TASK DIRECTIONS:
Your task is to print every entry below exactly as given.

DATASET ROWS:
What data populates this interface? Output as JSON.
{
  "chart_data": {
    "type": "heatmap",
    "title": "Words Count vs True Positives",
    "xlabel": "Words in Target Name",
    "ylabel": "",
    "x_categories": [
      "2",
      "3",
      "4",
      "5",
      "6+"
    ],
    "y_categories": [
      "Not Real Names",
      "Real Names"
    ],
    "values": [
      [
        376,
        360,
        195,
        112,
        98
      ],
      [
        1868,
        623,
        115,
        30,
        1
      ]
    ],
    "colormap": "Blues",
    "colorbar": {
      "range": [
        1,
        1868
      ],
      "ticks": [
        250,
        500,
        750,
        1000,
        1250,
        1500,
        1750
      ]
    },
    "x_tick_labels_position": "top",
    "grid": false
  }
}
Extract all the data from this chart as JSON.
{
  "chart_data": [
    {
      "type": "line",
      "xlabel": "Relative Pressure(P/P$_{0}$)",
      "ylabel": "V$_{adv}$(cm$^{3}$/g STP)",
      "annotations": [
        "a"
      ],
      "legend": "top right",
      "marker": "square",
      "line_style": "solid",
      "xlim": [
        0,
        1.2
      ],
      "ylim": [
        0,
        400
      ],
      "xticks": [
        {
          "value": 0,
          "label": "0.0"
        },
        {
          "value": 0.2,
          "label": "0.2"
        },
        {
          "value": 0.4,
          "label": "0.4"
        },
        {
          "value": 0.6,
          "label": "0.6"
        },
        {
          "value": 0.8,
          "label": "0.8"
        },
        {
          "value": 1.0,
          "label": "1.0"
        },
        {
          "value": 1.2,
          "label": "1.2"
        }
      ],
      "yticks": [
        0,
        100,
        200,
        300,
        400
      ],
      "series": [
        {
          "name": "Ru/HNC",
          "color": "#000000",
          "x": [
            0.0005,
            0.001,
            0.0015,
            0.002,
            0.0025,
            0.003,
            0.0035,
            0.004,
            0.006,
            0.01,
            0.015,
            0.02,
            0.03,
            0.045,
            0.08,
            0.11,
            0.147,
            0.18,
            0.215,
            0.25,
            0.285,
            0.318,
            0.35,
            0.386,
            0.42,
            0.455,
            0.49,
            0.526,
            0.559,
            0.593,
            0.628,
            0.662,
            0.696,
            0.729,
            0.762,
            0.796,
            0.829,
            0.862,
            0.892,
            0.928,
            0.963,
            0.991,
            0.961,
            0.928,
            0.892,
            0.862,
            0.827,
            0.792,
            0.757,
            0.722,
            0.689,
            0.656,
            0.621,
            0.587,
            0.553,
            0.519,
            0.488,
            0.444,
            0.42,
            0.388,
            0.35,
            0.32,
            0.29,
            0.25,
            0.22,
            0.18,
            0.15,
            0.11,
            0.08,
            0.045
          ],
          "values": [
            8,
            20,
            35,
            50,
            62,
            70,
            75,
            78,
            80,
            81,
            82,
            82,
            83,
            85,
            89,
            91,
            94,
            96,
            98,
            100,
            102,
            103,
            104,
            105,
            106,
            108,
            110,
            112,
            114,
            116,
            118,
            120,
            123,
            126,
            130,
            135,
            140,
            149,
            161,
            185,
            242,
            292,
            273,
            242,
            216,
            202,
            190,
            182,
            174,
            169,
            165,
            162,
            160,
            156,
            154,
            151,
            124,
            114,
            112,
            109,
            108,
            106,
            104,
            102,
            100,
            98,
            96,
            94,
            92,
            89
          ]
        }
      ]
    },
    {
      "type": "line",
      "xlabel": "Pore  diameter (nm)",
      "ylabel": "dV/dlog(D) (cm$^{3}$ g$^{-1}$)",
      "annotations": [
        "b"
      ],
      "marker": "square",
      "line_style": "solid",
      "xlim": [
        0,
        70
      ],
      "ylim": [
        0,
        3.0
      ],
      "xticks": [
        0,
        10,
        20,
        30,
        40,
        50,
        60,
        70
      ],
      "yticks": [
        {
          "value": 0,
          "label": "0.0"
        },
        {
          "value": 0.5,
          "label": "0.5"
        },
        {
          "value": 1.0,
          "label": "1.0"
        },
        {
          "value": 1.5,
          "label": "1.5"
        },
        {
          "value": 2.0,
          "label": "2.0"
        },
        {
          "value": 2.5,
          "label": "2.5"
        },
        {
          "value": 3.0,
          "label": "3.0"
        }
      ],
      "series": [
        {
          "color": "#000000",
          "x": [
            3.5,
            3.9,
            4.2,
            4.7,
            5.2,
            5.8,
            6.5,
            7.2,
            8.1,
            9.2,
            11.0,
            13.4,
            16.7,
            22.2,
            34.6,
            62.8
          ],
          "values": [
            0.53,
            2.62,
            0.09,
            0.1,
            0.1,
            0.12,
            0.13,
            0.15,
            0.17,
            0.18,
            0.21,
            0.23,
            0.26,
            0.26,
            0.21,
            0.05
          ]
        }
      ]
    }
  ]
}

WRITTEN REPLY:
What data populates this interface? Output as JSON.
{
  "chart_data": {
    "type": "heatmap",
    "title": "Words Count vs True Positives",
    "xlabel": "Words in Target Name",
    "ylabel": "",
    "x_categories": [
      "2",
      "3",
      "4",
      "5",
      "6+"
    ],
    "y_categories": [
      "Not Real Names",
      "Real Names"
    ],
    "values": [
      [
        376,
        360,
        195,
        112,
        98
      ],
      [
        1868,
        623,
        115,
        30,
        1
      ]
    ],
    "colormap": "Blues",
    "colorbar": {
      "range": [
        1,
        1868
      ],
      "ticks": [
        250,
        500,
        750,
        1000,
        1250,
        1500,
        1750
      ]
    },
    "x_tick_labels_position": "top",
    "grid": false
  }
}
Extract all the data from this chart as JSON.
{
  "chart_data": [
    {
      "type": "line",
      "xlabel": "Relative Pressure(P/P$_{0}$)",
      "ylabel": "V$_{adv}$(cm$^{3}$/g STP)",
      "annotations": [
        "a"
      ],
      "legend": "top right",
      "marker": "square",
      "line_style": "solid",
      "xlim": [
        0,
        1.2
      ],
      "ylim": [
        0,
        400
      ],
      "xticks": [
        {
          "value": 0,
          "label": "0.0"
        },
        {
          "value": 0.2,
          "label": "0.2"
        },
        {
          "value": 0.4,
          "label": "0.4"
        },
        {
          "value": 0.6,
          "label": "0.6"
        },
        {
          "value": 0.8,
          "label": "0.8"
        },
        {
          "value": 1.0,
          "label": "1.0"
        },
        {
          "value": 1.2,
          "label": "1.2"
        }
      ],
      "yticks": [
        0,
        100,
        200,
        300,
        400
      ],
      "series": [
        {
          "name": "Ru/HNC",
          "color": "#000000",
          "x": [
            0.0005,
            0.001,
            0.0015,
            0.002,
            0.0025,
            0.003,
            0.0035,
            0.004,
            0.006,
            0.01,
            0.015,
            0.02,
            0.03,
            0.045,
            0.08,
            0.11,
            0.147,
            0.18,
            0.215,
            0.25,
            0.285,
            0.318,
            0.35,
            0.386,
            0.42,
            0.455,
            0.49,
            0.526,
            0.559,
            0.593,
            0.628,
            0.662,
            0.696,
            0.729,
            0.762,
            0.796,
            0.829,
            0.862,
            0.892,
            0.928,
            0.963,
            0.991,
            0.961,
            0.928,
            0.892,
            0.862,
            0.827,
            0.792,
            0.757,
            0.722,
            0.689,
            0.656,
            0.621,
            0.587,
            0.553,
            0.519,
            0.488,
            0.444,
            0.42,
            0.388,
            0.35,
            0.32,
            0.29,
            0.25,
            0.22,
            0.18,
            0.15,
            0.11,
            0.08,
            0.045
          ],
          "values": [
            8,
            20,
            35,
            50,
            62,
            70,
            75,
            78,
            80,
            81,
            82,
            82,
            83,
            85,
            89,
            91,
            94,
            96,
            98,
            100,
            102,
            103,
            104,
            105,
            106,
            108,
            110,
            112,
            114,
            116,
            118,
            120,
            123,
            126,
            130,
            135,
            140,
            149,
            161,
            185,
            242,
            292,
            273,
            242,
            216,
            202,
            190,
            182,
            174,
            169,
            165,
            162,
            160,
            156,
            154,
            151,
            124,
            114,
            112,
            109,
            108,
            106,
            104,
            102,
            100,
            98,
            96,
            94,
            92,
            89
          ]
        }
      ]
    },
    {
      "type": "line",
      "xlabel": "Pore  diameter (nm)",
      "ylabel": "dV/dlog(D) (cm$^{3}$ g$^{-1}$)",
      "annotations": [
        "b"
      ],
      "marker": "square",
      "line_style": "solid",
      "xlim": [
        0,
        70
      ],
      "ylim": [
        0,
        3.0
      ],
      "xticks": [
        0,
        10,
        20,
        30,
        40,
        50,
        60,
        70
      ],
      "yticks": [
        {
          "value": 0,
          "label": "0.0"
        },
        {
          "value": 0.5,
          "label": "0.5"
        },
        {
          "value": 1.0,
          "label": "1.0"
        },
        {
          "value": 1.5,
          "label": "1.5"
        },
        {
          "value": 2.0,
          "label": "2.0"
        },
        {
          "value": 2.5,
          "label": "2.5"
        },
        {
          "value": 3.0,
          "label": "3.0"
        }
      ],
      "series": [
        {
          "color": "#000000",
          "x": [
            3.5,
            3.9,
            4.2,
            4.7,
            5.2,
            5.8,
            6.5,
            7.2,
            8.1,
            9.2,
            11.0,
            13.4,
            16.7,
            22.2,
            34.6,
            62.8
          ],
          "values": [
            0.53,
            2.62,
            0.09,
            0.1,
            0.1,
            0.12,
            0.13,
            0.15,
            0.17,
            0.18,
            0.21,
            0.23,
            0.26,
            0.26,
            0.21,
            0.05
          ]
        }
      ]
    }
  ]
}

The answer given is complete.